** Your objective **
Count every line in the entries that follow where the word "this" appears, then state only the total.

###

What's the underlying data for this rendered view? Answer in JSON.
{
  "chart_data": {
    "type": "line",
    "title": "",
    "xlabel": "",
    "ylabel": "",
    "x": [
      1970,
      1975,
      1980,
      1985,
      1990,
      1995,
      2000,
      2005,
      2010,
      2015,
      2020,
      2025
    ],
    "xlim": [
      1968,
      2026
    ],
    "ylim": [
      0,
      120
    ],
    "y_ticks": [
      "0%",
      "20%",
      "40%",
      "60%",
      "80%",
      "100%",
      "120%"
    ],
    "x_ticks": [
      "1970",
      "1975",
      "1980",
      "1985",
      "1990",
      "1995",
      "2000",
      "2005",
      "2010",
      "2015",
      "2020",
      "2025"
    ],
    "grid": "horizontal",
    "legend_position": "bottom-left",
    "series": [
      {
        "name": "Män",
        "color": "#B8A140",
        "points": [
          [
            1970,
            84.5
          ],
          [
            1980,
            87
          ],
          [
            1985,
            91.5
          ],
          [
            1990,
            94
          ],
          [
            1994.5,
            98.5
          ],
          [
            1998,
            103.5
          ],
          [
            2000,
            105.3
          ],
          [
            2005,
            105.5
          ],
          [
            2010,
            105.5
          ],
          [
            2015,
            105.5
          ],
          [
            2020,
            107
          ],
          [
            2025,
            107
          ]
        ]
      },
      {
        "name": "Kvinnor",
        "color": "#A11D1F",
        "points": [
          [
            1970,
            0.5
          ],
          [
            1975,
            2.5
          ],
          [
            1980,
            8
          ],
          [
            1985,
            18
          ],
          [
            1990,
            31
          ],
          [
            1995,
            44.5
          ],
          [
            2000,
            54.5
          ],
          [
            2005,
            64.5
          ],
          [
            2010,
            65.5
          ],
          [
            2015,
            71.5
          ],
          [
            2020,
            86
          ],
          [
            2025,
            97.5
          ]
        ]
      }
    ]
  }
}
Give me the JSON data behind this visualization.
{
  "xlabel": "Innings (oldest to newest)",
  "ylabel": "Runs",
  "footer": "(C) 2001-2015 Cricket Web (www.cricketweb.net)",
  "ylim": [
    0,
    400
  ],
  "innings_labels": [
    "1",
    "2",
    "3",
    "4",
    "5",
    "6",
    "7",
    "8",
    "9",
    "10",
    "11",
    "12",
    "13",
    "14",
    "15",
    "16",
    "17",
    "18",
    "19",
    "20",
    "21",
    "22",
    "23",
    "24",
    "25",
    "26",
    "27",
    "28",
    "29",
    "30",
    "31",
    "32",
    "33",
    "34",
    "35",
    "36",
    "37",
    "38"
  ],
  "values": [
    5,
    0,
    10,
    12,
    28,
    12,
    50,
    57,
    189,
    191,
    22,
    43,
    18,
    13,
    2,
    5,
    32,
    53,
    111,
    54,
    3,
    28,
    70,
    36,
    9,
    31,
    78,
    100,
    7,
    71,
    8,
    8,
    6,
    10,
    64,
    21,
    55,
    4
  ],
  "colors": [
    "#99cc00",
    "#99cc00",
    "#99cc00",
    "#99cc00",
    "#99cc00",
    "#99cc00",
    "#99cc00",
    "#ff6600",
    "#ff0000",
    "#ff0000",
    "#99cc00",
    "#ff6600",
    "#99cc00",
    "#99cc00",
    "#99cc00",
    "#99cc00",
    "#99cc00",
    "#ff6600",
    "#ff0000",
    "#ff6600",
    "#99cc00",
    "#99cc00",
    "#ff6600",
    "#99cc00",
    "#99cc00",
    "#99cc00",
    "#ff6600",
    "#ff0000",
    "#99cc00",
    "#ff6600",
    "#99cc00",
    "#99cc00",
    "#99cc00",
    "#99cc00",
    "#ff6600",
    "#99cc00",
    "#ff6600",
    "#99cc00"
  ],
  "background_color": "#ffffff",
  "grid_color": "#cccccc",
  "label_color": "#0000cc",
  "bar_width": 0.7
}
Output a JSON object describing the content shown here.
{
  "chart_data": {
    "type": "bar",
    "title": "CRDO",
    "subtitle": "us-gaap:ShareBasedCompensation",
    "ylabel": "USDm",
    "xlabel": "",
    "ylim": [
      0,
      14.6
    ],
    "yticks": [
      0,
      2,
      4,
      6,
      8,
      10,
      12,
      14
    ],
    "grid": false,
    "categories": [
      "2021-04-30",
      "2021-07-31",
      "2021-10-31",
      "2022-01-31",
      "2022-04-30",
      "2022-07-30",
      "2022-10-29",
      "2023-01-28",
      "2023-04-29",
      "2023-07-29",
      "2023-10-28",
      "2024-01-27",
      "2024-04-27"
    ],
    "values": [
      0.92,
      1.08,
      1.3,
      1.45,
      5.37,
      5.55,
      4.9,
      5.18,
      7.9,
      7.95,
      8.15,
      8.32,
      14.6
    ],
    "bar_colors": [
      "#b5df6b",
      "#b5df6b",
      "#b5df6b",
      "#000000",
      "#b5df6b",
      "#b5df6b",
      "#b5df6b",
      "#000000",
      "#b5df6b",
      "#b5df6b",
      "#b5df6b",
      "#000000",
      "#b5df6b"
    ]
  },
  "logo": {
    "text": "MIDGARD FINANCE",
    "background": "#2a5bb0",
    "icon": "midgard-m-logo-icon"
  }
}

###

** Solved problem **
2